Task inputs =>
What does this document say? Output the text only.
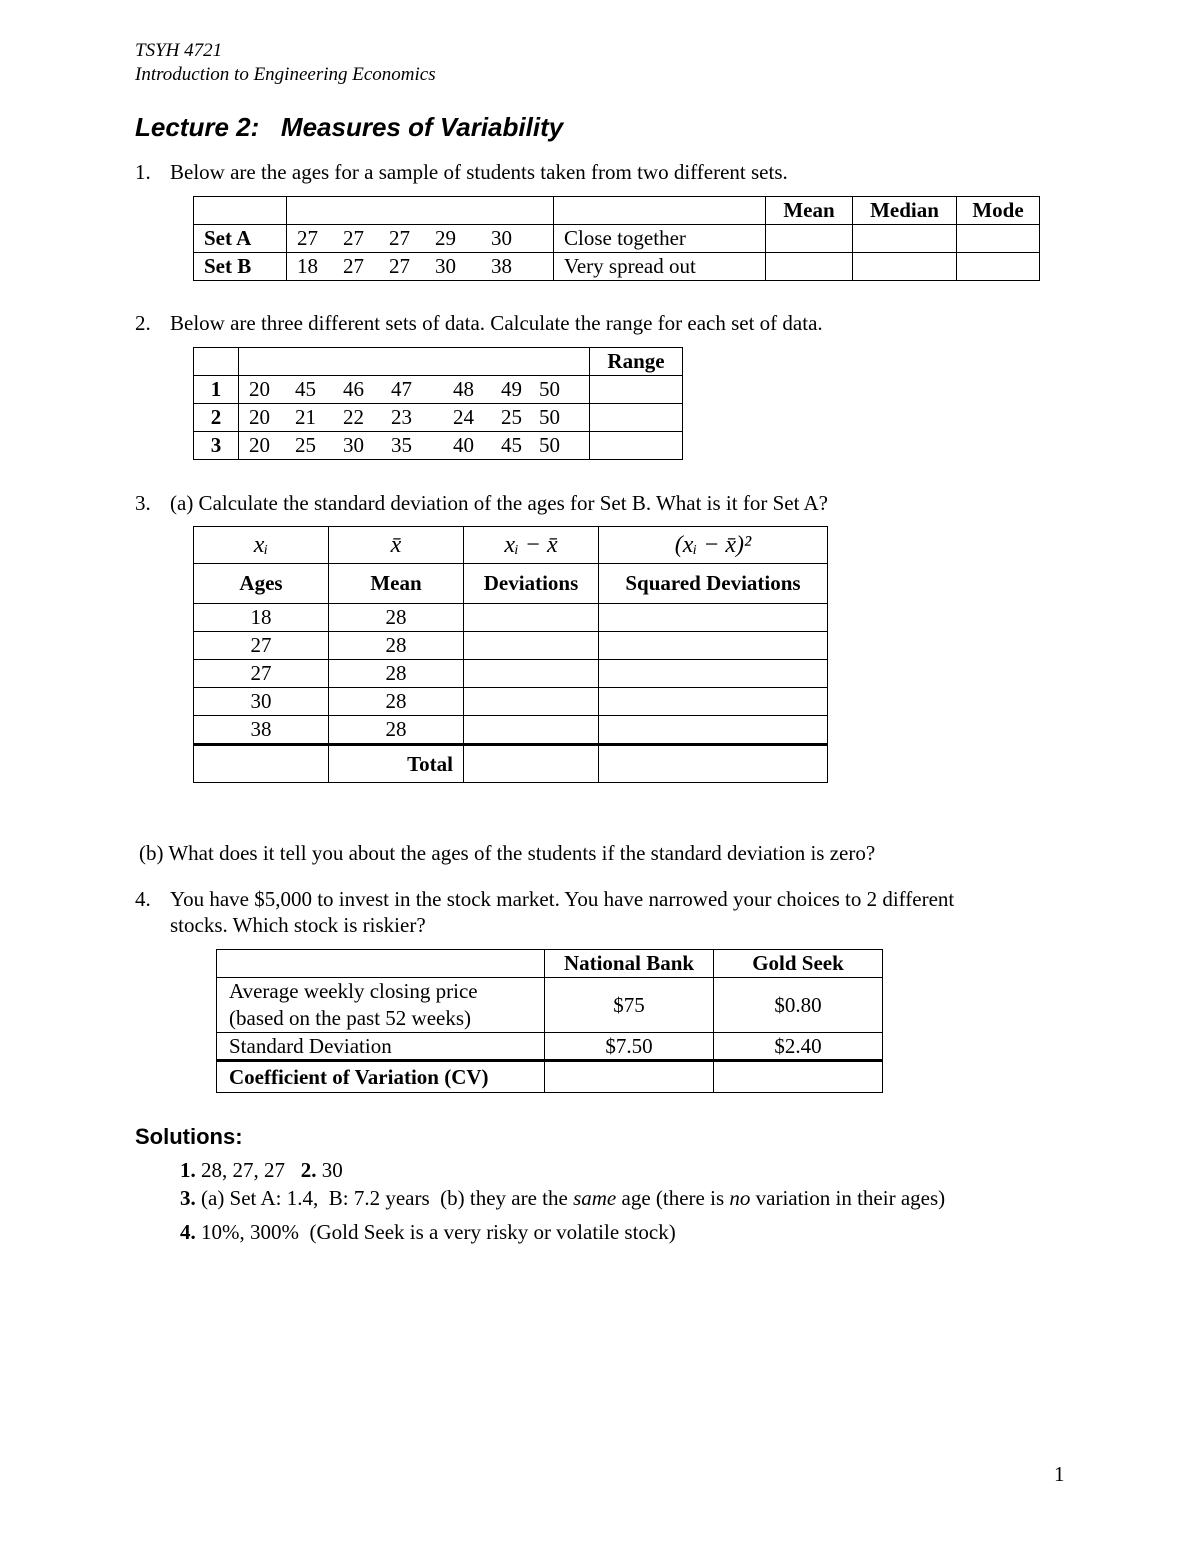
TSYH 4721
Introduction to Engineering Economics
Lecture 2:   Measures of Variability
1. Below are the ages for a sample of students taken from two different sets.
			Mean	Median	Mode
Set A	27 27 27 29 30	Close together			
Set B	18 27 27 30 38	Very spread out			
2. Below are three different sets of data. Calculate the range for each set of data.
		Range
1	20 45 46 47 48 49 50	
2	20 21 22 23 24 25 50	
3	20 25 30 35 40 45 50	
3. (a) Calculate the standard deviation of the ages for Set B. What is it for Set A?
xᵢ	x̄	xᵢ − x̄	(xᵢ − x̄)²
Ages	Mean	Deviations	Squared Deviations
18	28		
27	28		
27	28		
30	28		
38	28		
	Total		
(b) What does it tell you about the ages of the students if the standard deviation is zero?
4. You have $5,000 to invest in the stock market. You have narrowed your choices to 2 different
stocks. Which stock is riskier?
	National Bank	Gold Seek

Average weekly closing price
(based on the past 52 weeks)	$75	$0.80
Standard Deviation	$7.50	$2.40
Coefficient of Variation (CV)		
Solutions:
1. 28, 27, 27   2. 30
3. (a) Set A: 1.4,  B: 7.2 years  (b) they are the same age (there is no variation in their ages)
4. 10%, 300%  (Gold Seek is a very risky or volatile stock)
1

What to work on => Work out how many lines of the listing above include the word "different". Reply with nothing but the count.

Solution to this problem => 3